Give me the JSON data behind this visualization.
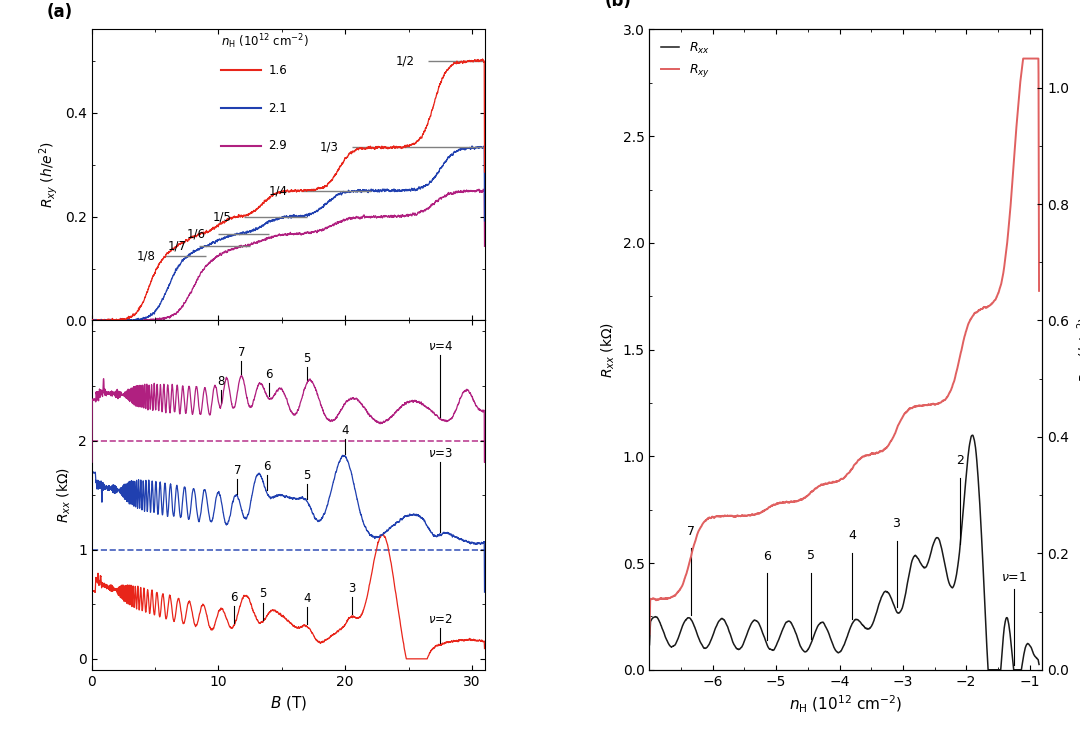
{
  "colors": {
    "red": "#e8251a",
    "blue": "#2040b0",
    "purple": "#b02080",
    "black": "#1a1a1a",
    "salmon": "#e06060"
  },
  "panel_a_top": {
    "xlim": [
      0,
      31
    ],
    "ylim": [
      0.0,
      0.56
    ],
    "yticks": [
      0.0,
      0.2,
      0.4
    ],
    "xticks": [
      0,
      10,
      20,
      30
    ]
  },
  "panel_a_bottom": {
    "xlim": [
      0,
      31
    ],
    "ylim": [
      -0.1,
      3.1
    ],
    "yticks": [
      0,
      1,
      2
    ],
    "xticks": [
      0,
      10,
      20,
      30
    ]
  },
  "panel_b": {
    "xlim": [
      -7.0,
      -0.8
    ],
    "ylim_left": [
      0.0,
      3.0
    ],
    "ylim_right": [
      0.0,
      1.1
    ],
    "yticks_left": [
      0.0,
      0.5,
      1.0,
      1.5,
      2.0,
      2.5,
      3.0
    ],
    "yticks_right": [
      0.0,
      0.2,
      0.4,
      0.6,
      0.8,
      1.0
    ],
    "xticks": [
      -6,
      -5,
      -4,
      -3,
      -2,
      -1
    ]
  }
}
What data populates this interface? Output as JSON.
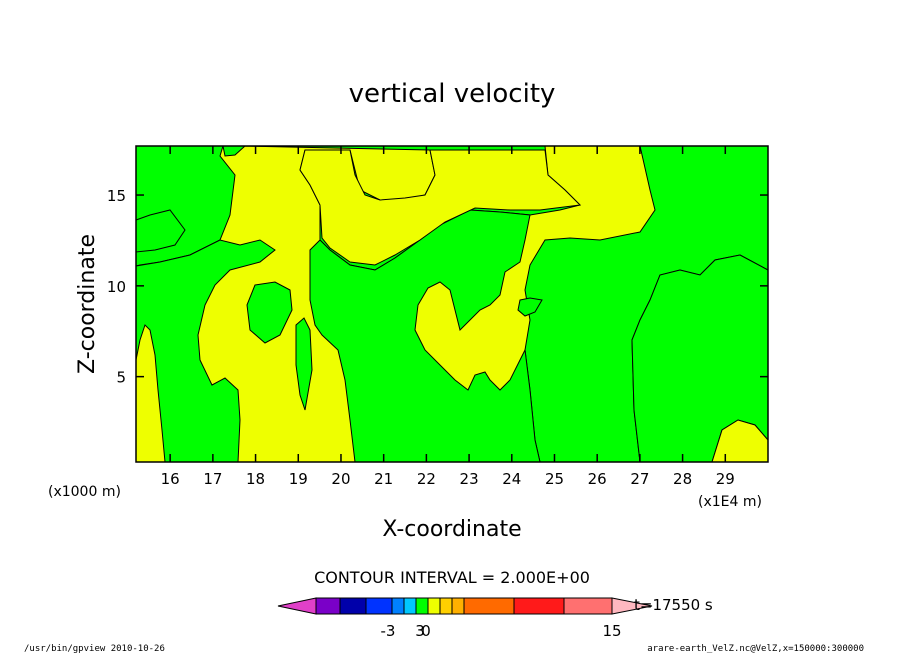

##########

SHORT TASK:
Scan the records above for the string "data", then report every line that contains it.

FINAL ANSWER:
Give me the JSON data behind this visualization.
What data populates this interface? Output as JSON.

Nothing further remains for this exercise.